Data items
──────
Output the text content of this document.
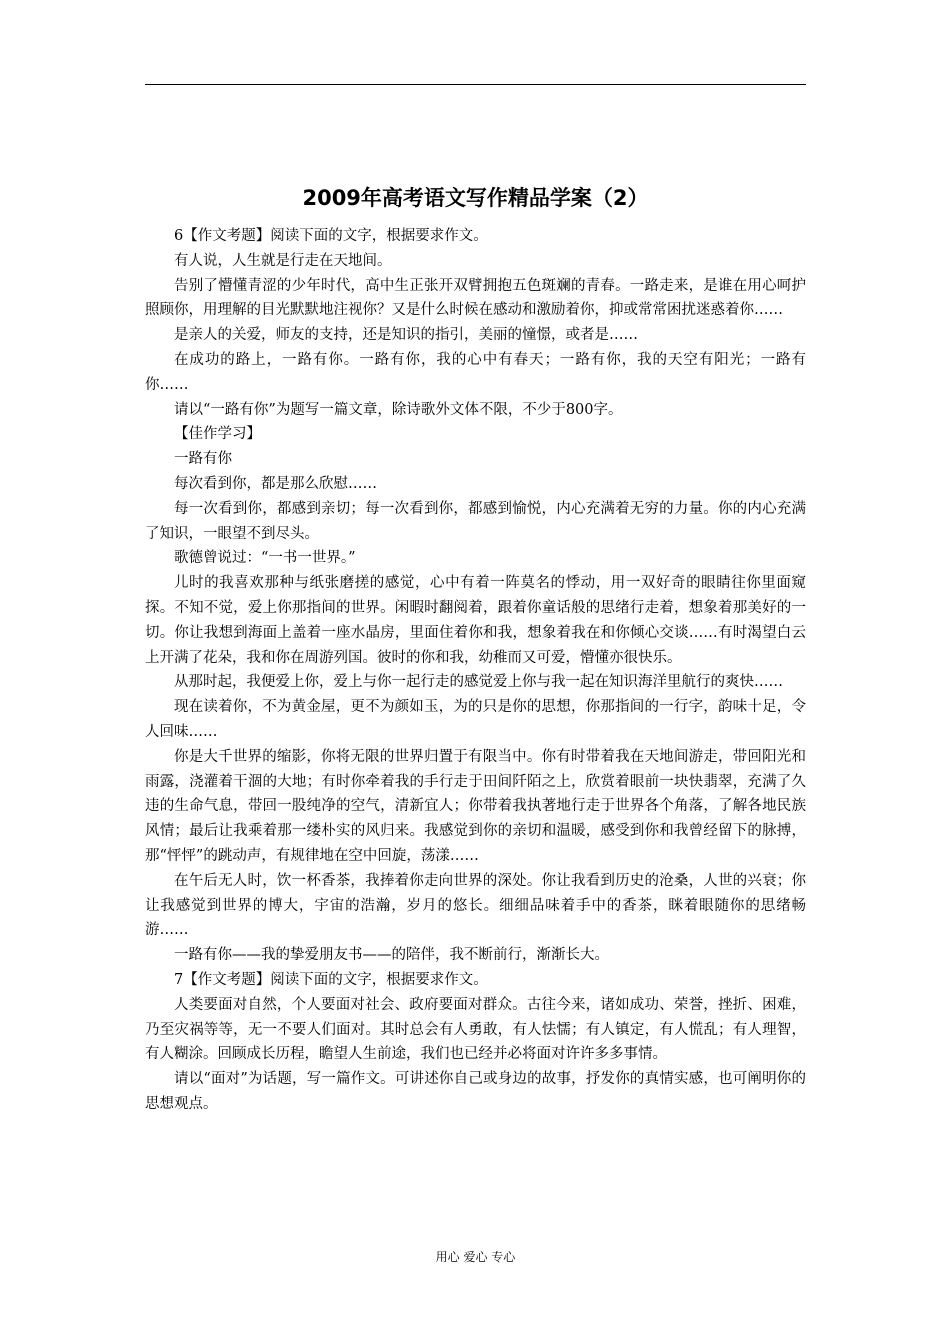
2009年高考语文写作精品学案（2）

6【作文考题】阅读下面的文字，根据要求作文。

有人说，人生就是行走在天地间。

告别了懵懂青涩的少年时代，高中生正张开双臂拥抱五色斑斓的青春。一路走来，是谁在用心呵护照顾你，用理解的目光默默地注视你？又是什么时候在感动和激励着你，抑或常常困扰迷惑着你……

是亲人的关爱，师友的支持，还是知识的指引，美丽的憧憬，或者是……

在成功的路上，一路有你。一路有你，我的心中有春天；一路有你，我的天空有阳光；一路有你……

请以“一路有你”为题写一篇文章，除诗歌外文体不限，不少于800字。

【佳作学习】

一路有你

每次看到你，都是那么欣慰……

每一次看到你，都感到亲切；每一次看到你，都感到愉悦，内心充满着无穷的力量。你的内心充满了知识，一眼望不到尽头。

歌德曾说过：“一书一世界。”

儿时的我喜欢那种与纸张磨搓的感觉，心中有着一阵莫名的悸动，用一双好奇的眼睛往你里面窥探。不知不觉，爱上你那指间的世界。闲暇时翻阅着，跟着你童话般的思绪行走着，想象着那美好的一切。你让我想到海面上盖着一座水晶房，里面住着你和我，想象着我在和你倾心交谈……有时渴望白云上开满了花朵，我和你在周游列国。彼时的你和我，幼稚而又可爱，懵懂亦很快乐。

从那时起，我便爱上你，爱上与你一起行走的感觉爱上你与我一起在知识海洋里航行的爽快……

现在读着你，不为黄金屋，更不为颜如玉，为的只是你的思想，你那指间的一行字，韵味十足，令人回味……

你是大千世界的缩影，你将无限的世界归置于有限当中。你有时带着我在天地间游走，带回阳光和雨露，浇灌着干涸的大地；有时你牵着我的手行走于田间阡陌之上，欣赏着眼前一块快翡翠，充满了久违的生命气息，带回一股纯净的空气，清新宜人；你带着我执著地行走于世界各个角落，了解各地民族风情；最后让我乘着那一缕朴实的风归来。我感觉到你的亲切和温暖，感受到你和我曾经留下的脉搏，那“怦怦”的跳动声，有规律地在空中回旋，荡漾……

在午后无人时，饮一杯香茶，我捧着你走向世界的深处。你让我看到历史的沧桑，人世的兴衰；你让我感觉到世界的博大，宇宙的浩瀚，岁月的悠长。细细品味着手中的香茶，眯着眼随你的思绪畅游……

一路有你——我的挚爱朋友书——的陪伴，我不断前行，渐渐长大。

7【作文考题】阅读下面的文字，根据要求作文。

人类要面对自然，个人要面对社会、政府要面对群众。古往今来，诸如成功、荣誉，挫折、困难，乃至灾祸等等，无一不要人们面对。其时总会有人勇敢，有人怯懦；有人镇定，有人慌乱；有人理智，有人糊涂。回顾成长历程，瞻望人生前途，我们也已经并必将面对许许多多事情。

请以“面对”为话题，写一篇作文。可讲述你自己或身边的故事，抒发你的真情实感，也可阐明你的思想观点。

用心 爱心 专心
──────
● What the exercise asks: The pictures in the entries should be left out; output everything else exactly.

● Final result:
Output the text content of this document.
2009年高考语文写作精品学案（2）

6【作文考题】阅读下面的文字，根据要求作文。

有人说，人生就是行走在天地间。

告别了懵懂青涩的少年时代，高中生正张开双臂拥抱五色斑斓的青春。一路走来，是谁在用心呵护照顾你，用理解的目光默默地注视你？又是什么时候在感动和激励着你，抑或常常困扰迷惑着你……

是亲人的关爱，师友的支持，还是知识的指引，美丽的憧憬，或者是……

在成功的路上，一路有你。一路有你，我的心中有春天；一路有你，我的天空有阳光；一路有你……

请以“一路有你”为题写一篇文章，除诗歌外文体不限，不少于800字。

【佳作学习】

一路有你

每次看到你，都是那么欣慰……

每一次看到你，都感到亲切；每一次看到你，都感到愉悦，内心充满着无穷的力量。你的内心充满了知识，一眼望不到尽头。

歌德曾说过：“一书一世界。”

儿时的我喜欢那种与纸张磨搓的感觉，心中有着一阵莫名的悸动，用一双好奇的眼睛往你里面窥探。不知不觉，爱上你那指间的世界。闲暇时翻阅着，跟着你童话般的思绪行走着，想象着那美好的一切。你让我想到海面上盖着一座水晶房，里面住着你和我，想象着我在和你倾心交谈……有时渴望白云上开满了花朵，我和你在周游列国。彼时的你和我，幼稚而又可爱，懵懂亦很快乐。

从那时起，我便爱上你，爱上与你一起行走的感觉爱上你与我一起在知识海洋里航行的爽快……

现在读着你，不为黄金屋，更不为颜如玉，为的只是你的思想，你那指间的一行字，韵味十足，令人回味……

你是大千世界的缩影，你将无限的世界归置于有限当中。你有时带着我在天地间游走，带回阳光和雨露，浇灌着干涸的大地；有时你牵着我的手行走于田间阡陌之上，欣赏着眼前一块快翡翠，充满了久违的生命气息，带回一股纯净的空气，清新宜人；你带着我执著地行走于世界各个角落，了解各地民族风情；最后让我乘着那一缕朴实的风归来。我感觉到你的亲切和温暖，感受到你和我曾经留下的脉搏，那“怦怦”的跳动声，有规律地在空中回旋，荡漾……

在午后无人时，饮一杯香茶，我捧着你走向世界的深处。你让我看到历史的沧桑，人世的兴衰；你让我感觉到世界的博大，宇宙的浩瀚，岁月的悠长。细细品味着手中的香茶，眯着眼随你的思绪畅游……

一路有你——我的挚爱朋友书——的陪伴，我不断前行，渐渐长大。

7【作文考题】阅读下面的文字，根据要求作文。

人类要面对自然，个人要面对社会、政府要面对群众。古往今来，诸如成功、荣誉，挫折、困难，乃至灾祸等等，无一不要人们面对。其时总会有人勇敢，有人怯懦；有人镇定，有人慌乱；有人理智，有人糊涂。回顾成长历程，瞻望人生前途，我们也已经并必将面对许许多多事情。

请以“面对”为话题，写一篇作文。可讲述你自己或身边的故事，抒发你的真情实感，也可阐明你的思想观点。

用心 爱心 专心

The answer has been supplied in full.